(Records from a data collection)

--- Begin ---

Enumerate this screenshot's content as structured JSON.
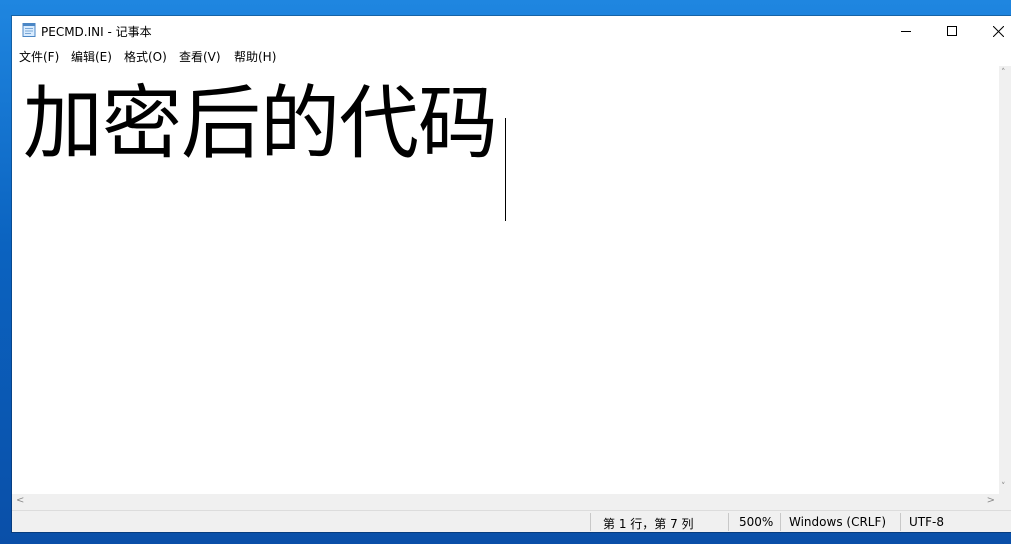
{
  "window": {
    "title": "PECMD.INI - 记事本",
    "icon": "notepad-icon",
    "controls": {
      "minimize_icon": "minimize-icon",
      "maximize_icon": "maximize-icon",
      "close_icon": "close-icon"
    }
  },
  "menu": {
    "items": [
      {
        "label": "文件(F)"
      },
      {
        "label": "编辑(E)"
      },
      {
        "label": "格式(O)"
      },
      {
        "label": "查看(V)"
      },
      {
        "label": "帮助(H)"
      }
    ]
  },
  "editor": {
    "content": "加密后的代码"
  },
  "scrollbars": {
    "up_arrow": "˄",
    "down_arrow": "˅",
    "left_arrow": "<",
    "right_arrow": ">"
  },
  "status": {
    "position": "第 1 行，第 7 列",
    "zoom": "500%",
    "line_ending": "Windows (CRLF)",
    "encoding": "UTF-8"
  },
  "colors": {
    "desktop": "#0a6fc9",
    "window_bg": "#ffffff",
    "statusbar_bg": "#f0f0f0"
  }
}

--- End ---

# Exercise prompt
Go through the material above and print all of it exactly, except the pictures.

# Problem solution
Enumerate this screenshot's content as structured JSON.
{
  "window": {
    "title": "PECMD.INI - 记事本",
    "icon": "notepad-icon",
    "controls": {
      "minimize_icon": "minimize-icon",
      "maximize_icon": "maximize-icon",
      "close_icon": "close-icon"
    }
  },
  "menu": {
    "items": [
      {
        "label": "文件(F)"
      },
      {
        "label": "编辑(E)"
      },
      {
        "label": "格式(O)"
      },
      {
        "label": "查看(V)"
      },
      {
        "label": "帮助(H)"
      }
    ]
  },
  "editor": {
    "content": "加密后的代码"
  },
  "scrollbars": {
    "up_arrow": "˄",
    "down_arrow": "˅",
    "left_arrow": "<",
    "right_arrow": ">"
  },
  "status": {
    "position": "第 1 行，第 7 列",
    "zoom": "500%",
    "line_ending": "Windows (CRLF)",
    "encoding": "UTF-8"
  },
  "colors": {
    "desktop": "#0a6fc9",
    "window_bg": "#ffffff",
    "statusbar_bg": "#f0f0f0"
  }
}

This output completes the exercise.